DESCRIPTION OF THE TASK: Pick out each line of the records that includes the string "label", and copy it.

-- Start SUPPLIED DATA --

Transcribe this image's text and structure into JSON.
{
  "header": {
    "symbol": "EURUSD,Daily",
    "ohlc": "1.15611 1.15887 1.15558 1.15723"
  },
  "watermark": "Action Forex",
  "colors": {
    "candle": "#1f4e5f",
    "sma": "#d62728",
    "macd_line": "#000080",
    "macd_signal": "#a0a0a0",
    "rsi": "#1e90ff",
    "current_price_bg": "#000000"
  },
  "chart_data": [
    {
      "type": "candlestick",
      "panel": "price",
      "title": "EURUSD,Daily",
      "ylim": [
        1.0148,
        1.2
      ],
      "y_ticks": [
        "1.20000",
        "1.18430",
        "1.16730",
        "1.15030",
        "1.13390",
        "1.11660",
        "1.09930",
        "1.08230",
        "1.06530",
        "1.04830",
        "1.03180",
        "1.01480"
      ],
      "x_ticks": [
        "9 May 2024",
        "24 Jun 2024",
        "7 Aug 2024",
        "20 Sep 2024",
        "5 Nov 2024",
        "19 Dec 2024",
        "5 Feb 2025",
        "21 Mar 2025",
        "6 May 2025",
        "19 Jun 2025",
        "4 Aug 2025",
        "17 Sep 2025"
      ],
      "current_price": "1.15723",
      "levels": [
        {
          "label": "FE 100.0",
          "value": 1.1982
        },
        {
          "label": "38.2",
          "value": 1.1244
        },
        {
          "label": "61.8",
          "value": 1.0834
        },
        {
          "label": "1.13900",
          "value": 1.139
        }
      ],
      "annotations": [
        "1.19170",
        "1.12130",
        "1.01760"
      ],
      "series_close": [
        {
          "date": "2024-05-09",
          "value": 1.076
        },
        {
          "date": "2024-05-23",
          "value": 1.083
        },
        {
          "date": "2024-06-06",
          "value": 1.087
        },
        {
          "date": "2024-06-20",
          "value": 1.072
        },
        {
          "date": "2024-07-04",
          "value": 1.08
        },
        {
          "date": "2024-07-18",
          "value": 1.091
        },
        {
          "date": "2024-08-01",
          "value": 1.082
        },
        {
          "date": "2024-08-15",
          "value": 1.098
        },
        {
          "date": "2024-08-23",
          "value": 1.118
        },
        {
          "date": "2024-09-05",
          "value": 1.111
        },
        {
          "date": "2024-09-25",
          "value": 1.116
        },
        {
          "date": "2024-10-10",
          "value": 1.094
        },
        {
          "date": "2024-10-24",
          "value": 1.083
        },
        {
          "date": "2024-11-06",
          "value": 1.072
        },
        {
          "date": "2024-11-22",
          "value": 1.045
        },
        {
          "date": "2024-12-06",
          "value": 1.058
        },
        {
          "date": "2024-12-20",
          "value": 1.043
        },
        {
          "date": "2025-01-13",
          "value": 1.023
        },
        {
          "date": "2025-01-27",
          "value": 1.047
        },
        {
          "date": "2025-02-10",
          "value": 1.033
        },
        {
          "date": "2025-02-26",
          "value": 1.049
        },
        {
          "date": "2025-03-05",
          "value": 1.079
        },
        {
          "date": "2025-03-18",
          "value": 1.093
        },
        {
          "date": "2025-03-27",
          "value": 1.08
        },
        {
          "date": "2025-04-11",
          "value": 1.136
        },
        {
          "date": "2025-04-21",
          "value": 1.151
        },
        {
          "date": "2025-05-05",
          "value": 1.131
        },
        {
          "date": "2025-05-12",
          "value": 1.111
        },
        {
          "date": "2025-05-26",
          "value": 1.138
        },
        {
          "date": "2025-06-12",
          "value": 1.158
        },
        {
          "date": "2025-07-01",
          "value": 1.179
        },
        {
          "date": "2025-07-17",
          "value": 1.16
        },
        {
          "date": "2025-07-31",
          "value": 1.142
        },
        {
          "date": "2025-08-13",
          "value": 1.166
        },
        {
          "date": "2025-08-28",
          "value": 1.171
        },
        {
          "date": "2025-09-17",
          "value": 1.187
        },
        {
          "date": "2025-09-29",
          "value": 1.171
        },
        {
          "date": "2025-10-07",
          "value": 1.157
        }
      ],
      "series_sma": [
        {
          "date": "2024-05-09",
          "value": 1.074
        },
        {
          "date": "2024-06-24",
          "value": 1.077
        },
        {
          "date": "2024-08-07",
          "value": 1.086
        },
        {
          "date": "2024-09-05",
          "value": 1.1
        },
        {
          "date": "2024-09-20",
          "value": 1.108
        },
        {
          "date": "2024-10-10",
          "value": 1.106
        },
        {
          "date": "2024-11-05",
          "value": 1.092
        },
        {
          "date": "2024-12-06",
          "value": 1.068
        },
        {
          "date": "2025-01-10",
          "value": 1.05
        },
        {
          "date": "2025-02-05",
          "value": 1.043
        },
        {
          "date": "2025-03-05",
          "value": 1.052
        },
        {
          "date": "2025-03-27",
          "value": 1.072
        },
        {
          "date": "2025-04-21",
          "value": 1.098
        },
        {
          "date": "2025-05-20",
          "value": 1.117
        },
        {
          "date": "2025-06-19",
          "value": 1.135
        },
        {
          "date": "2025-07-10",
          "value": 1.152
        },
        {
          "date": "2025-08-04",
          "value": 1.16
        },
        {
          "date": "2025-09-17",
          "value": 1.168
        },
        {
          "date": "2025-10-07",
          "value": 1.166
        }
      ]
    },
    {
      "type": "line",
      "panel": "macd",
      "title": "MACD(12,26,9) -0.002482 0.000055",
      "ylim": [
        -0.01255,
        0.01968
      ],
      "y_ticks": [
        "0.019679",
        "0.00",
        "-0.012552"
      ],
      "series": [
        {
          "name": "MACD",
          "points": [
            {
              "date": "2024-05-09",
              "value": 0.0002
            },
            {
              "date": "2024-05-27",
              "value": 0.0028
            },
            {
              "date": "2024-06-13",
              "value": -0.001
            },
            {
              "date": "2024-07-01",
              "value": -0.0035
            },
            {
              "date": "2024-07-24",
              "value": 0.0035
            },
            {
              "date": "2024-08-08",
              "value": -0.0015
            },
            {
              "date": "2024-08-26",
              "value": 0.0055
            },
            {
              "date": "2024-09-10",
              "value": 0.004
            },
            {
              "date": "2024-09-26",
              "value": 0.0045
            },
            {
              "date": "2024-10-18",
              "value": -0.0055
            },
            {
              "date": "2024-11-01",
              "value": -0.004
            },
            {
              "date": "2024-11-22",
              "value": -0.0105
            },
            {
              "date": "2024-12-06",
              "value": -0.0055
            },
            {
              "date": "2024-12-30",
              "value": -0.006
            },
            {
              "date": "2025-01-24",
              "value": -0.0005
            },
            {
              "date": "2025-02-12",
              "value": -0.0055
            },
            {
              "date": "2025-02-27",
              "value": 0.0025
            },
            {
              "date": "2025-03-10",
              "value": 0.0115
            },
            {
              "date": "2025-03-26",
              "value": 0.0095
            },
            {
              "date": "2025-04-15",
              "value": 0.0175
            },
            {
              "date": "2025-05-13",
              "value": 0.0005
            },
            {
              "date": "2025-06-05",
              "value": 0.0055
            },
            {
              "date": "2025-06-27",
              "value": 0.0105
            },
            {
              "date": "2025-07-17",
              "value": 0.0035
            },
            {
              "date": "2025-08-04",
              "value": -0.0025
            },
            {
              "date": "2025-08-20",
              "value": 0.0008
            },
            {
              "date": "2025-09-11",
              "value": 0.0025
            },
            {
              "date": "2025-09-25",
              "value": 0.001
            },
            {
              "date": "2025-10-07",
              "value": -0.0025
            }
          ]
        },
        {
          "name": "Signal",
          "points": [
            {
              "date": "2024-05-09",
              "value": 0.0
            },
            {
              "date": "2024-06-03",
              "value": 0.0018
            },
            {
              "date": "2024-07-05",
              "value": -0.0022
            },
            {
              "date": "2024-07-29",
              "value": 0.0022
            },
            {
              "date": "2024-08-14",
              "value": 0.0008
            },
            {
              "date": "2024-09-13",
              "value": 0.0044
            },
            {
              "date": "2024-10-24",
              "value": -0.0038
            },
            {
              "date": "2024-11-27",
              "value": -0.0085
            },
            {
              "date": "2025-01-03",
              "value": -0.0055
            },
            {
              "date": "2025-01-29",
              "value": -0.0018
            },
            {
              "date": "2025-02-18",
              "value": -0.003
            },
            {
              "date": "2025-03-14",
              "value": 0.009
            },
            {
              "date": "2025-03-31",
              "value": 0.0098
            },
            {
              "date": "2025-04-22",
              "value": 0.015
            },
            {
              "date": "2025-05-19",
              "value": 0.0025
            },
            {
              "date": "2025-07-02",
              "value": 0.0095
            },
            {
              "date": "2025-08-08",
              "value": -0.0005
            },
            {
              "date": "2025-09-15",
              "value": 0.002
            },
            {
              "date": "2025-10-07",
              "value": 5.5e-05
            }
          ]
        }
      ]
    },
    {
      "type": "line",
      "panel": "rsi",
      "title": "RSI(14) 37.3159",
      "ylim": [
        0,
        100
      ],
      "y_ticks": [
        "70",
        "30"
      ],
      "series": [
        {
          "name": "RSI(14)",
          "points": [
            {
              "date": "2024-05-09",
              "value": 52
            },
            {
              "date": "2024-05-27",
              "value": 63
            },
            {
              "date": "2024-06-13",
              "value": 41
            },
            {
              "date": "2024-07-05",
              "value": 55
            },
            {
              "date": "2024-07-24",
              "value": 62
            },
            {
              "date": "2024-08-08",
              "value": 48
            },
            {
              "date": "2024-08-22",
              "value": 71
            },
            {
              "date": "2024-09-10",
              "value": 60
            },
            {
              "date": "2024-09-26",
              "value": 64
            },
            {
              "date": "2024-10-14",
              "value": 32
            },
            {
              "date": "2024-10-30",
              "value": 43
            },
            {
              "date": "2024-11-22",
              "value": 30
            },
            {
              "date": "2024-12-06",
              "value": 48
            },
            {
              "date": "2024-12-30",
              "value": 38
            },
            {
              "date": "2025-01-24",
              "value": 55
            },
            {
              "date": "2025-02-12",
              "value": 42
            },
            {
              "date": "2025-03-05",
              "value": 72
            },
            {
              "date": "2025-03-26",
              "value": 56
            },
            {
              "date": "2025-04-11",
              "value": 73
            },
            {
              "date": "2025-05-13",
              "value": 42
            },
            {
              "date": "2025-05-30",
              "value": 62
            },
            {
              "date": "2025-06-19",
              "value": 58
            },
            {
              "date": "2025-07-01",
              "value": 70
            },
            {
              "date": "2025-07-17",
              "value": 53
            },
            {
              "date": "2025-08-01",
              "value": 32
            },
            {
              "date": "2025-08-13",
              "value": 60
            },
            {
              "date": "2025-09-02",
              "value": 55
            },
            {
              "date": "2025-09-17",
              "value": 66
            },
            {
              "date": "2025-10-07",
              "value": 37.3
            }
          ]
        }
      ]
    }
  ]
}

-- End SUPPLIED DATA --

CORRECT OUTPUT:
          "label": "FE 100.0",
          "label": "38.2",
          "label": "61.8",
          "label": "1.13900",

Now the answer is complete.